Dataset entries
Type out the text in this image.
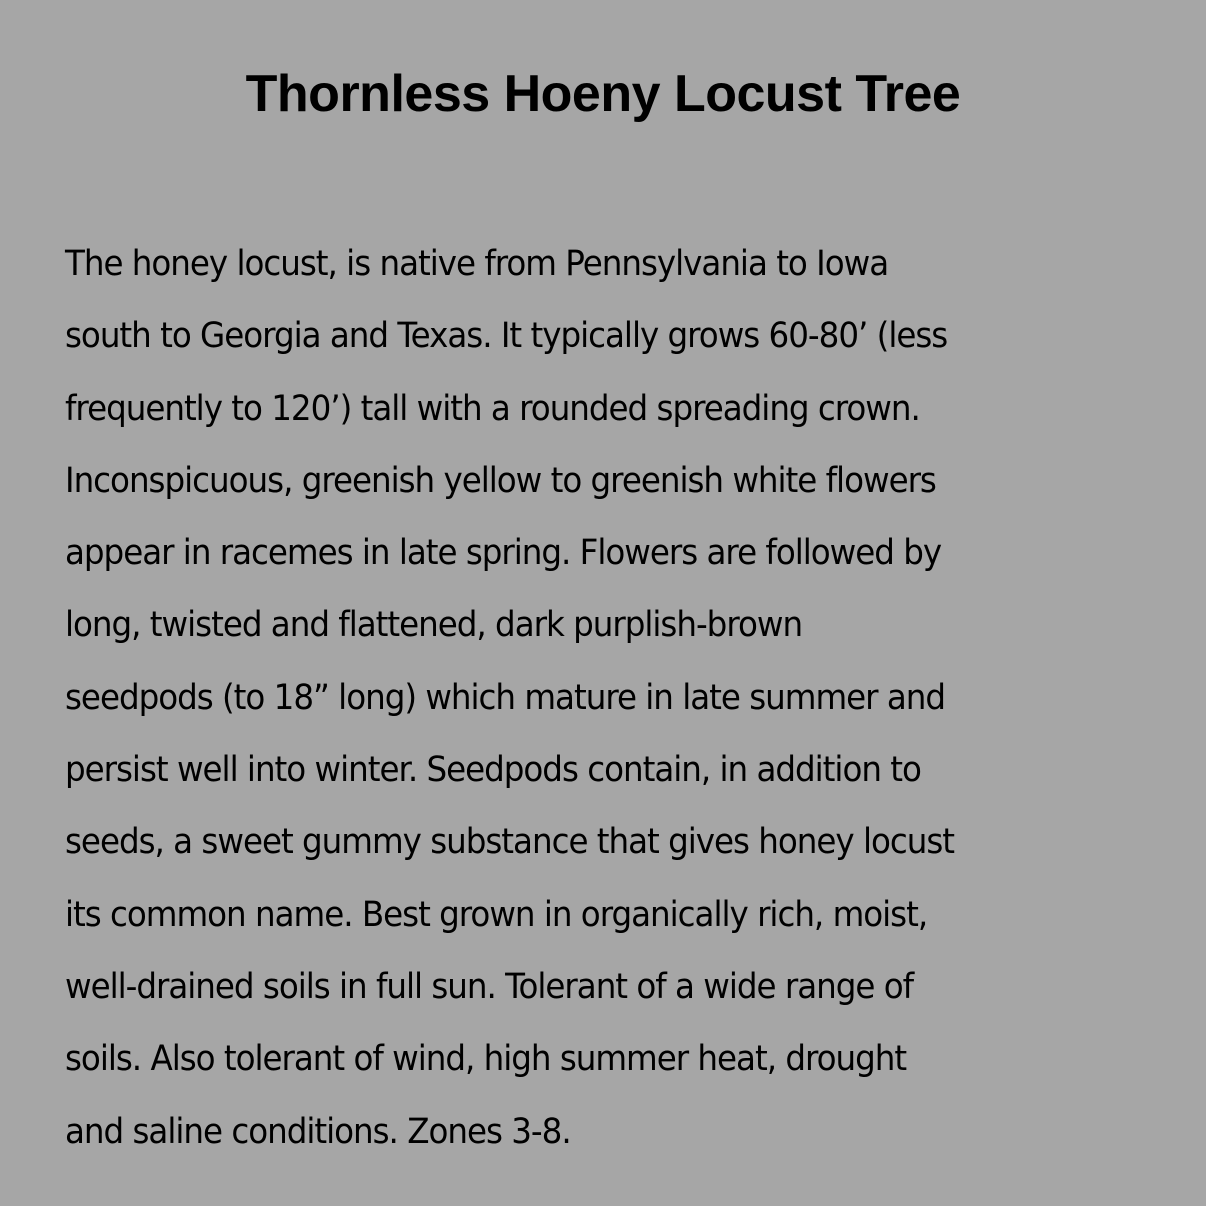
Thornless Hoeny Locust Tree
The honey locust, is native from Pennsylvania to Iowa
south to Georgia and Texas. It typically grows 60-80’ (less
frequently to 120’) tall with a rounded spreading crown.
Inconspicuous, greenish yellow to greenish white flowers
appear in racemes in late spring. Flowers are followed by
long, twisted and flattened, dark purplish-brown
seedpods (to 18” long) which mature in late summer and
persist well into winter. Seedpods contain, in addition to
seeds, a sweet gummy substance that gives honey locust
its common name. Best grown in organically rich, moist,
well-drained soils in full sun. Tolerant of a wide range of
soils. Also tolerant of wind, high summer heat, drought
and saline conditions. Zones 3-8.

- [To be done]: Return every line of the preceding records in which the word "long" appears.

- [Solution for this task]:
long, twisted and flattened, dark purplish-brown
seedpods (to 18” long) which mature in late summer and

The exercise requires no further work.